### What this task involves
Reproduce every record below exactly as written, but leave out any pictures.
=======
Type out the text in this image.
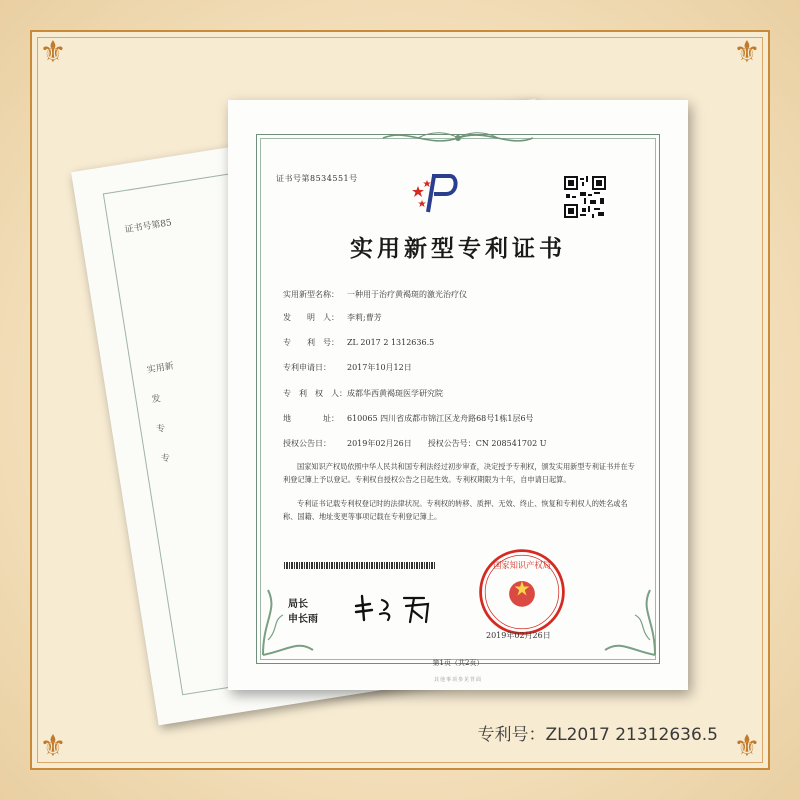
⚜	⚜
⚜	⚜
证书号第85
实用新
发
专
专
证书号第8534551号
实用新型专利证书
实用新型名称： 一种用于治疗黄褐斑的激光治疗仪
发　　明　人： 李莉;曹芳
专　　利　号： ZL 2017 2 1312636.5
专利申请日： 2017年10月12日
专　利　权　人：成都华西黄褐斑医学研究院
地　　　　址： 610065 四川省成都市锦江区龙舟路68号1栋1层6号
授权公告日： 2019年02月26日　　授权公告号：CN 208541702 U
国家知识产权局依照中华人民共和国专利法经过初步审查，决定授予专利权，颁发实用新型专利证书并在专利登记簿上予以登记。专利权自授权公告之日起生效。专利权期限为十年，自申请日起算。
专利证书记载专利权登记时的法律状况。专利权的转移、质押、无效、终止、恢复和专利权人的姓名或名称、国籍、地址变更等事项记载在专利登记簿上。
局长
申长雨
国家知识产权局
2019年02月26日
第1页（共2页）
其他事项参见背面
专利号：ZL2017 21312636.5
=======
### Final result
Type out the text in this image.
⚜	⚜
⚜	⚜
证书号第85
实用新
发
专
专
证书号第8534551号
实用新型专利证书
实用新型名称： 一种用于治疗黄褐斑的激光治疗仪
发　　明　人： 李莉;曹芳
专　　利　号： ZL 2017 2 1312636.5
专利申请日： 2017年10月12日
专　利　权　人：成都华西黄褐斑医学研究院
地　　　　址： 610065 四川省成都市锦江区龙舟路68号1栋1层6号
授权公告日： 2019年02月26日　　授权公告号：CN 208541702 U
国家知识产权局依照中华人民共和国专利法经过初步审查，决定授予专利权，颁发实用新型专利证书并在专利登记簿上予以登记。专利权自授权公告之日起生效。专利权期限为十年，自申请日起算。
专利证书记载专利权登记时的法律状况。专利权的转移、质押、无效、终止、恢复和专利权人的姓名或名称、国籍、地址变更等事项记载在专利登记簿上。
局长
申长雨
国家知识产权局
2019年02月26日
第1页（共2页）
其他事项参见背面
专利号：ZL2017 21312636.5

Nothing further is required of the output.